> What the task asks: Only the lines from the one with "Transcribe this image's" to the end of the data below should be given again, exactly, with both ends included and pictures omitted.

> Stored entries:
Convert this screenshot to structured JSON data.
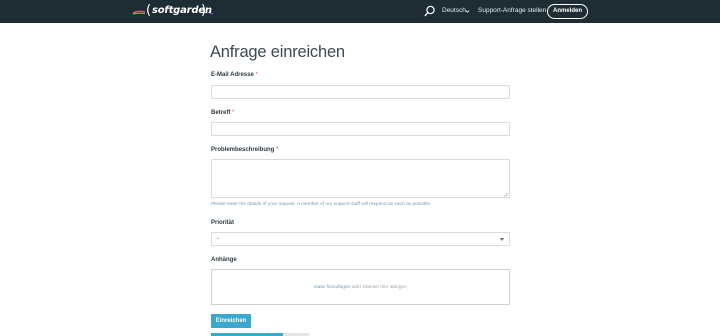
{
  "header": {
    "logo_text": "softgarden",
    "language": "Deutsch",
    "support_link": "Support-Anfrage stellen",
    "login_button": "Anmelden"
  },
  "form": {
    "title": "Anfrage einreichen",
    "required_marker": "*",
    "email_label": "E-Mail Adresse",
    "email_value": "",
    "subject_label": "Betreff",
    "subject_value": "",
    "description_label": "Problembeschreibung",
    "description_value": "",
    "description_hint": "Please enter the details of your request. A member of our support staff will respond as soon as possible.",
    "priority_label": "Priorität",
    "priority_selected": "-",
    "attachments_label": "Anhänge",
    "dropzone_link": "Datei hinzufügen",
    "dropzone_text": "oder Dateien hier ablegen",
    "submit_button": "Einreichen"
  },
  "colors": {
    "topbar": "#1e2c33",
    "accent": "#3aa8cc",
    "required": "#e04b4b"
  },
  "icons": [
    "search-icon",
    "chevron-down-icon",
    "select-arrow-icon"
  ]
}
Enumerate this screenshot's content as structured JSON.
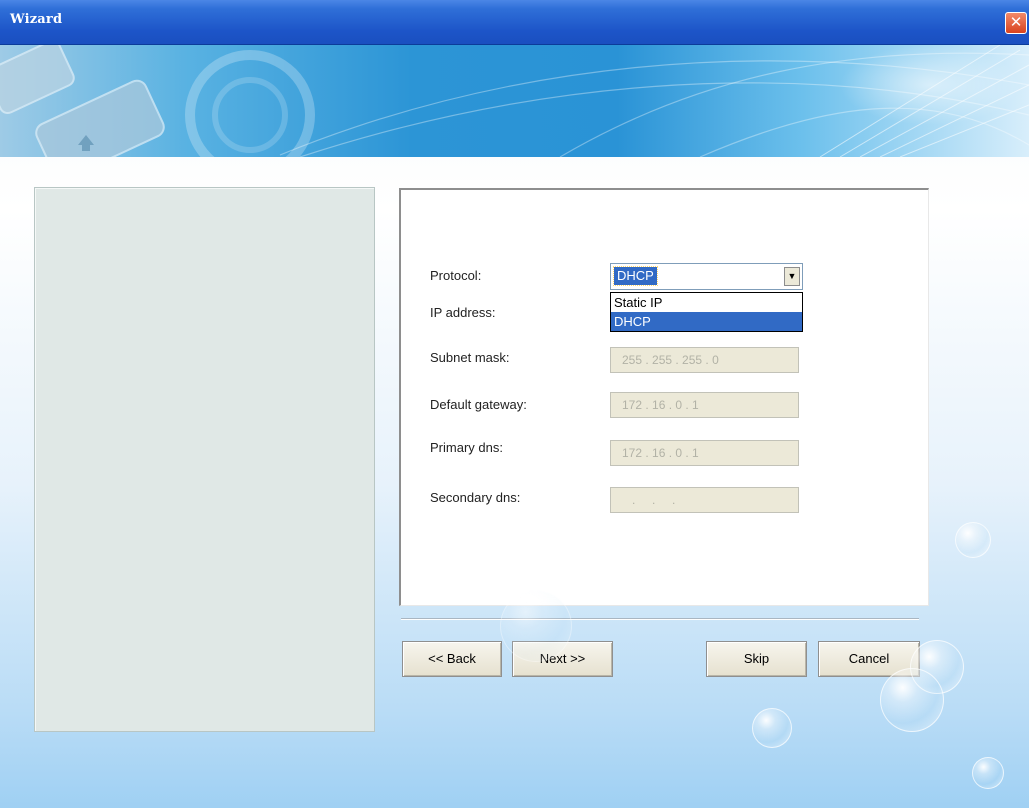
{
  "window": {
    "title": "Wizard"
  },
  "form": {
    "protocol_label": "Protocol:",
    "protocol_value": "DHCP",
    "protocol_options": [
      "Static IP",
      "DHCP"
    ],
    "ip_address_label": "IP address:",
    "subnet_mask_label": "Subnet mask:",
    "subnet_mask_value": "255 . 255 . 255 . 0",
    "default_gateway_label": "Default gateway:",
    "default_gateway_value": "172 . 16 . 0 . 1",
    "primary_dns_label": "Primary dns:",
    "primary_dns_value": "172 . 16 . 0 . 1",
    "secondary_dns_label": "Secondary dns:",
    "secondary_dns_value": "   .     .     ."
  },
  "buttons": {
    "back": "<< Back",
    "next": "Next >>",
    "skip": "Skip",
    "cancel": "Cancel"
  },
  "icons": {
    "close": "close-icon",
    "dropdown_arrow": "chevron-down-icon"
  },
  "colors": {
    "titlebar": "#1d55c8",
    "selection": "#316ac5",
    "disabled_field": "#ece9d8",
    "close_button": "#d9431e"
  }
}
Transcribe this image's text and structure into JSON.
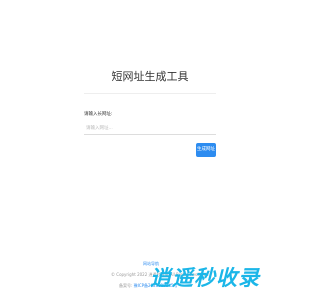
{
  "page": {
    "title": "短网址生成工具"
  },
  "form": {
    "label": "请输入长网址:",
    "placeholder": "请输入网址...",
    "button_label": "生成网址"
  },
  "footer": {
    "link_text": "网站导航",
    "copyright": "© Copyright 2022 逍遥秒收录 All Rights Reserved",
    "icp_prefix": "备案号:",
    "icp_link": "豫ICP备2021012345号"
  },
  "watermark": {
    "text": "逍遥秒收录"
  },
  "colors": {
    "accent": "#2d8cf0",
    "watermark": "#1bb6e8"
  }
}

> Task result:
Transcribe this image's text and structure into JSON.
{
  "page": {
    "title": "短网址生成工具"
  },
  "form": {
    "label": "请输入长网址:",
    "placeholder": "请输入网址...",
    "button_label": "生成网址"
  },
  "footer": {
    "link_text": "网站导航",
    "copyright": "© Copyright 2022 逍遥秒收录 All Rights Reserved",
    "icp_prefix": "备案号:",
    "icp_link": "豫ICP备2021012345号"
  },
  "watermark": {
    "text": "逍遥秒收录"
  },
  "colors": {
    "accent": "#2d8cf0",
    "watermark": "#1bb6e8"
  }
}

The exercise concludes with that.